READING TEXT
Flat list of all objective property names across all endpoints.

classmethod fromYaml(path: str) ParetoActiveLearningConfig

Load a configuration from a YAML file.

Parameters:

path – Path to the YAML configuration file.

Returns:

Parsed ParetoActiveLearningConfig instance.

class schrodinger.application.transforms.alpareto.CompositeScorer(scorers: list[tuple[str, dict]])

Bases: PTransform

Chain multiple scorers looked up from SCORER_REGISTRY.

Each (scorer_id, config) pair is resolved to a BaseScorer subclass and applied in sequence.

Parameters:

scorers – List of (scorer_id, config) tuples where scorer_id is a key in SCORER_REGISTRY and config is a dict of keyword arguments forwarded to the scorer constructor.

__init__(scorers: list[tuple[str, dict]])
class schrodinger.application.transforms.alpareto.ParetoActiveLearning(**kwargs)

Bases: PTransformWithConfig

Active learning pipeline with Pareto-based selection.

Iteratively selects molecules for scoring using a multi-objective Pareto strategy. Round 0 uses random selection; subsequent rounds train an ML model on all scored data and use Pareto ranking of predicted properties to select the next batch.

Parameters:
  • endpoints – Endpoint specifications specifying which scorers to run and which properties to optimize.

  • num_cycles – Number of AL cycles. Defaults to 3.

  • sample_size – Number of structures to select per round. Round 0 uses random selection; subsequent rounds use Pareto ranking. Defaults to 100.

  • train_time_hr – Per round training time limit in hours. Defaults to 1.0.

  • frac_train – Fraction for training vs holdout. Defaults to 0.9.

  • seed – Random seed for initial sample. Defaults to None.

config_class

alias of ParetoActiveLearningConfig

AIM 1
Transcribe the entries character for character, starting with the line containing "chrome-icon[interactable] <box>546 686" and going on through the line containing "channel-sidebar <box>0 30 34 680</box>".
The API documentation and the entries are unrelated material.

PROVIDED DATA
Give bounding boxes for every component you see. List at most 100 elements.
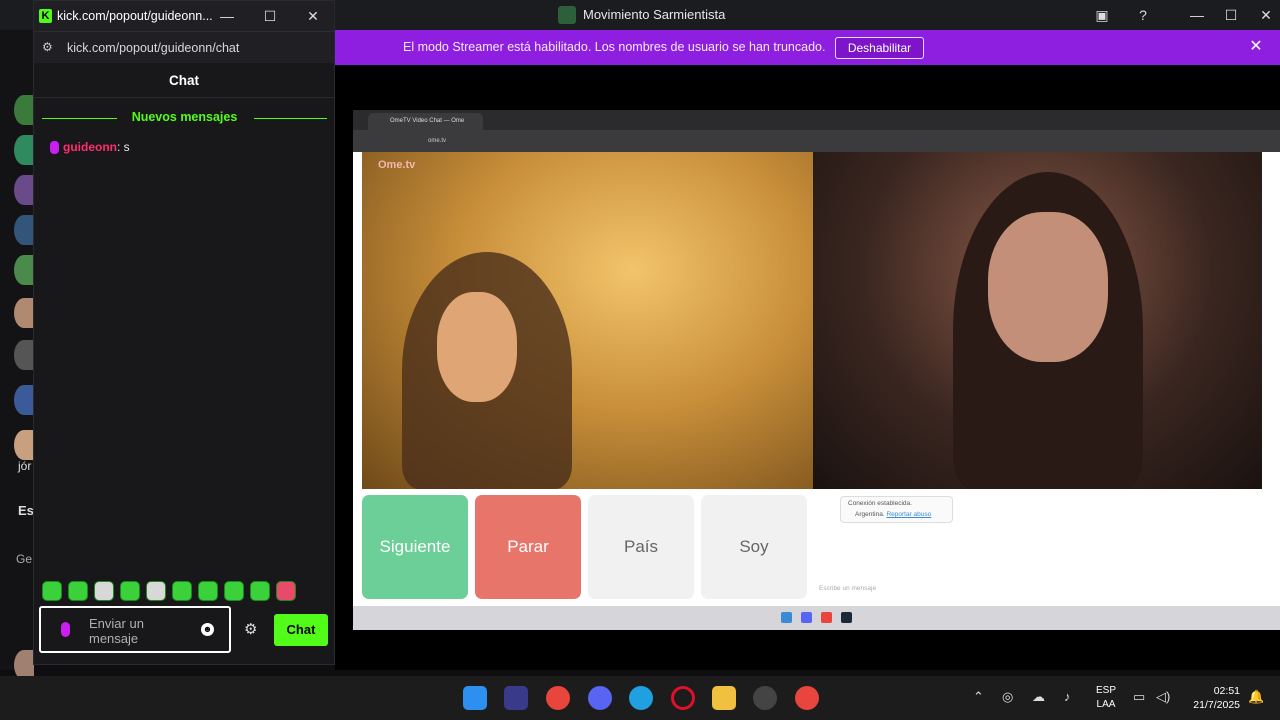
chrome-icon[interactable] <box>546 686 570 710</box>
input-language[interactable]: ESP LAA <box>1096 684 1116 712</box>
new-messages-divider[interactable]: Nuevos mensajes <box>42 109 327 127</box>
clock-time: 02:51 <box>1213 685 1240 697</box>
emote-icon[interactable] <box>224 581 244 601</box>
channel-avatar[interactable] <box>14 255 34 285</box>
inner-browser-urlbar: ome.tv <box>353 130 1280 152</box>
emote-icon[interactable] <box>198 581 218 601</box>
close-icon[interactable]: ✕ <box>1256 6 1276 24</box>
ometv-logo: Ome.tv <box>378 159 416 171</box>
edge-icon[interactable] <box>629 686 653 710</box>
person-face <box>437 292 517 402</box>
chat-message-input[interactable]: Enviar un mensaje ☻ <box>39 606 231 653</box>
emote-icon[interactable] <box>42 581 62 601</box>
person-face <box>988 212 1108 362</box>
emote-icon[interactable] <box>94 581 114 601</box>
connection-title: Conexión establecida. <box>848 500 912 507</box>
emote-bar <box>42 581 312 603</box>
store-icon[interactable] <box>504 686 528 710</box>
tray-app-icon[interactable]: ☁ <box>1032 689 1045 705</box>
app-icon[interactable] <box>753 686 777 710</box>
clock-date: 21/7/2025 <box>1193 699 1240 711</box>
popout-title: kick.com/popout/guideonn... <box>57 9 213 23</box>
ometv-chat-panel: Conexión establecida. Argentina. Reporta… <box>813 489 1262 605</box>
channel-avatar[interactable] <box>14 430 34 460</box>
channel-avatar[interactable] <box>14 135 34 165</box>
self-video <box>813 152 1262 489</box>
microphone-icon[interactable]: ♪ <box>1064 689 1071 704</box>
windows-taskbar: ⌃ ◎ ☁ ♪ ESP LAA ▭ ◁) 02:51 21/7/2025 🔔 <box>0 676 1280 720</box>
network-icon[interactable]: ▭ <box>1133 689 1145 705</box>
chat-message: guideonn: s <box>50 140 320 155</box>
message-username[interactable]: guideonn <box>63 140 117 154</box>
emote-icon[interactable] <box>120 581 140 601</box>
channel-sidebar <box>0 30 34 680</box>
emote-icon[interactable] <box>250 581 270 601</box>
chrome-icon[interactable] <box>795 686 819 710</box>
language-code: ESP <box>1096 685 1117 696</box>
chat-popout-window: K kick.com/popout/guideonn... — ☐ ✕ ⚙ ki… <box>33 0 335 665</box>
channel-avatar[interactable] <box>14 95 34 125</box>
start-icon <box>781 612 792 623</box>
layout-code: LAA <box>1096 699 1116 710</box>
discord-icon <box>801 612 812 623</box>
site-info-icon[interactable]: ⚙ <box>42 40 58 56</box>
chat-title: Chat <box>169 73 199 88</box>
emote-icon[interactable] <box>276 581 296 601</box>
notifications-icon[interactable]: 🔔 <box>1248 689 1264 705</box>
emoji-picker-icon[interactable]: ☻ <box>201 623 214 636</box>
system-clock[interactable]: 02:51 21/7/2025 <box>1186 684 1240 712</box>
chrome-icon <box>821 612 832 623</box>
minimize-icon[interactable]: — <box>217 7 237 25</box>
sidebar-partial-label: Ge <box>16 552 33 566</box>
minimize-icon[interactable]: — <box>1187 6 1207 24</box>
inner-browser-tabbar: OmeTV Video Chat — Ome <box>353 110 1280 130</box>
tray-overflow-icon[interactable]: ⌃ <box>973 689 984 705</box>
emote-icon[interactable] <box>146 581 166 601</box>
disable-streamer-button[interactable]: Deshabilitar <box>835 37 924 59</box>
input-placeholder: Enviar un mensaje <box>89 616 144 646</box>
connection-country: Argentina. Reportar abuso <box>855 511 931 518</box>
maximize-icon[interactable]: ☐ <box>260 7 280 25</box>
gender-button: Soy <box>701 495 807 599</box>
country-name: Argentina. <box>855 511 885 518</box>
emote-icon[interactable] <box>68 581 88 601</box>
popout-titlebar: K kick.com/popout/guideonn... — ☐ ✕ <box>34 1 334 31</box>
ometv-message-input: Escribe un mensaje <box>819 585 877 592</box>
file-explorer-icon[interactable] <box>712 686 736 710</box>
connection-notice: Conexión establecida. Argentina. Reporta… <box>840 496 953 523</box>
inner-taskbar <box>353 606 1280 630</box>
inner-browser-url: ome.tv <box>428 138 447 144</box>
stop-button: Parar <box>475 495 581 599</box>
help-icon[interactable]: ? <box>1133 6 1153 24</box>
volume-icon[interactable]: ◁) <box>1156 689 1170 705</box>
opera-icon[interactable] <box>671 686 695 710</box>
message-text: : s <box>117 140 130 154</box>
mic-icon <box>61 622 70 637</box>
send-chat-button[interactable]: Chat <box>274 614 328 646</box>
chat-settings-icon[interactable]: ⚙ <box>244 620 257 638</box>
banner-close-icon[interactable]: ✕ <box>1247 38 1265 56</box>
cast-icon[interactable]: ▣ <box>1092 6 1112 24</box>
channel-avatar[interactable] <box>14 385 34 415</box>
stream-video-content: OmeTV Video Chat — Ome ome.tv Ome.tv Sig… <box>353 110 1280 630</box>
channel-avatar[interactable] <box>14 215 34 245</box>
channel-avatar[interactable] <box>14 175 34 205</box>
app-logo-icon <box>558 6 576 24</box>
inner-browser-tab: OmeTV Video Chat — Ome <box>368 113 483 130</box>
sidebar-partial-heading: Es <box>18 503 34 518</box>
streamer-mode-banner: El modo Streamer está habilitado. Los no… <box>335 30 1280 65</box>
start-icon[interactable] <box>463 686 487 710</box>
chat-header: Chat <box>34 63 334 98</box>
channel-avatar[interactable] <box>14 340 34 370</box>
close-icon[interactable]: ✕ <box>303 7 323 25</box>
emote-icon[interactable] <box>172 581 192 601</box>
channel-avatar[interactable] <box>14 298 34 328</box>
country-button: País <box>588 495 694 599</box>
maximize-icon[interactable]: ☐ <box>1221 6 1241 24</box>
steam-icon <box>841 612 852 623</box>
popout-url[interactable]: kick.com/popout/guideonn/chat <box>67 41 239 55</box>
discord-icon[interactable] <box>588 686 612 710</box>
tray-app-icon[interactable]: ◎ <box>1002 689 1013 705</box>
ometv-page: Ome.tv Siguiente Parar País Soy Conexión… <box>353 152 1280 612</box>
report-abuse-link: Reportar abuso <box>886 511 932 518</box>
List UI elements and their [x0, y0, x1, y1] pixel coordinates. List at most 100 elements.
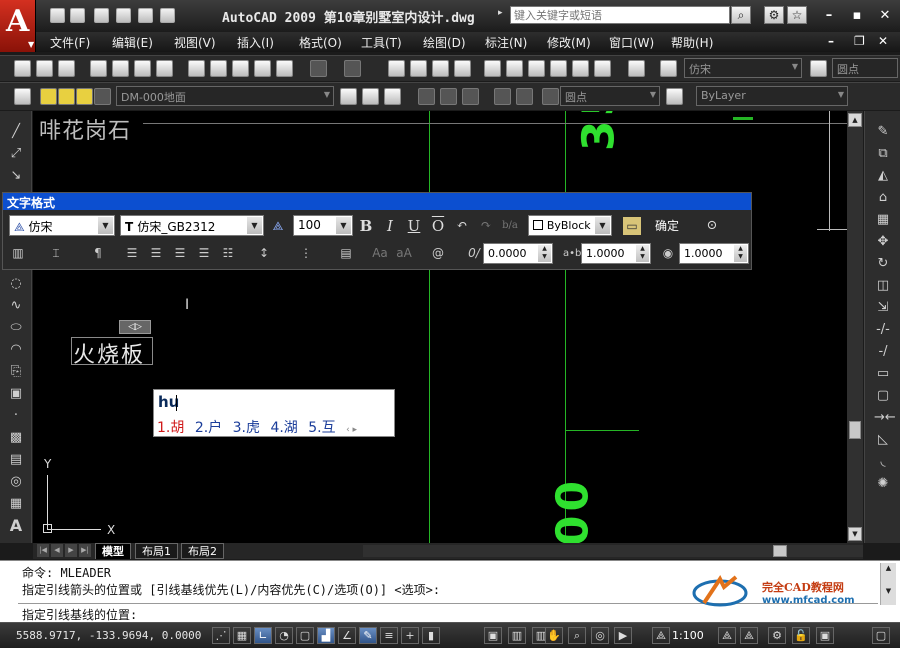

AIM 2
Please restate word for word the part of the API documentation starting with "Flat list of" and going on through "a YAML file.".

RESPONSE 1
chrome-icon[interactable] <box>546 686 570 710</box>
input-language[interactable]: ESP LAA <box>1096 684 1116 712</box>
new-messages-divider[interactable]: Nuevos mensajes <box>42 109 327 127</box>
clock-time: 02:51 <box>1213 685 1240 697</box>
emote-icon[interactable] <box>224 581 244 601</box>
channel-avatar[interactable] <box>14 255 34 285</box>
inner-browser-urlbar: ome.tv <box>353 130 1280 152</box>
emote-icon[interactable] <box>198 581 218 601</box>
close-icon[interactable]: ✕ <box>1256 6 1276 24</box>
ometv-logo: Ome.tv <box>378 159 416 171</box>
edge-icon[interactable] <box>629 686 653 710</box>
person-face <box>437 292 517 402</box>
chat-message-input[interactable]: Enviar un mensaje ☻ <box>39 606 231 653</box>
emote-icon[interactable] <box>42 581 62 601</box>
person-face <box>988 212 1108 362</box>
emote-icon[interactable] <box>94 581 114 601</box>
connection-title: Conexión establecida. <box>848 500 912 507</box>
emote-bar <box>42 581 312 603</box>
store-icon[interactable] <box>504 686 528 710</box>
tray-app-icon[interactable]: ☁ <box>1032 689 1045 705</box>
app-icon[interactable] <box>753 686 777 710</box>
clock-date: 21/7/2025 <box>1193 699 1240 711</box>
popout-title: kick.com/popout/guideonn... <box>57 9 213 23</box>
ometv-chat-panel: Conexión establecida. Argentina. Reporta… <box>813 489 1262 605</box>
channel-avatar[interactable] <box>14 430 34 460</box>
channel-avatar[interactable] <box>14 135 34 165</box>
self-video <box>813 152 1262 489</box>
microphone-icon[interactable]: ♪ <box>1064 689 1071 704</box>
windows-taskbar: ⌃ ◎ ☁ ♪ ESP LAA ▭ ◁) 02:51 21/7/2025 🔔 <box>0 676 1280 720</box>
network-icon[interactable]: ▭ <box>1133 689 1145 705</box>
chat-message: guideonn: s <box>50 140 320 155</box>
message-username[interactable]: guideonn <box>63 140 117 154</box>
emote-icon[interactable] <box>120 581 140 601</box>
channel-sidebar <box>0 30 34 680</box>

RESPONSE 2
Flat list of all objective property names across all endpoints.

classmethod fromYaml(path: str) ParetoActiveLearningConfig

Load a configuration from a YAML file.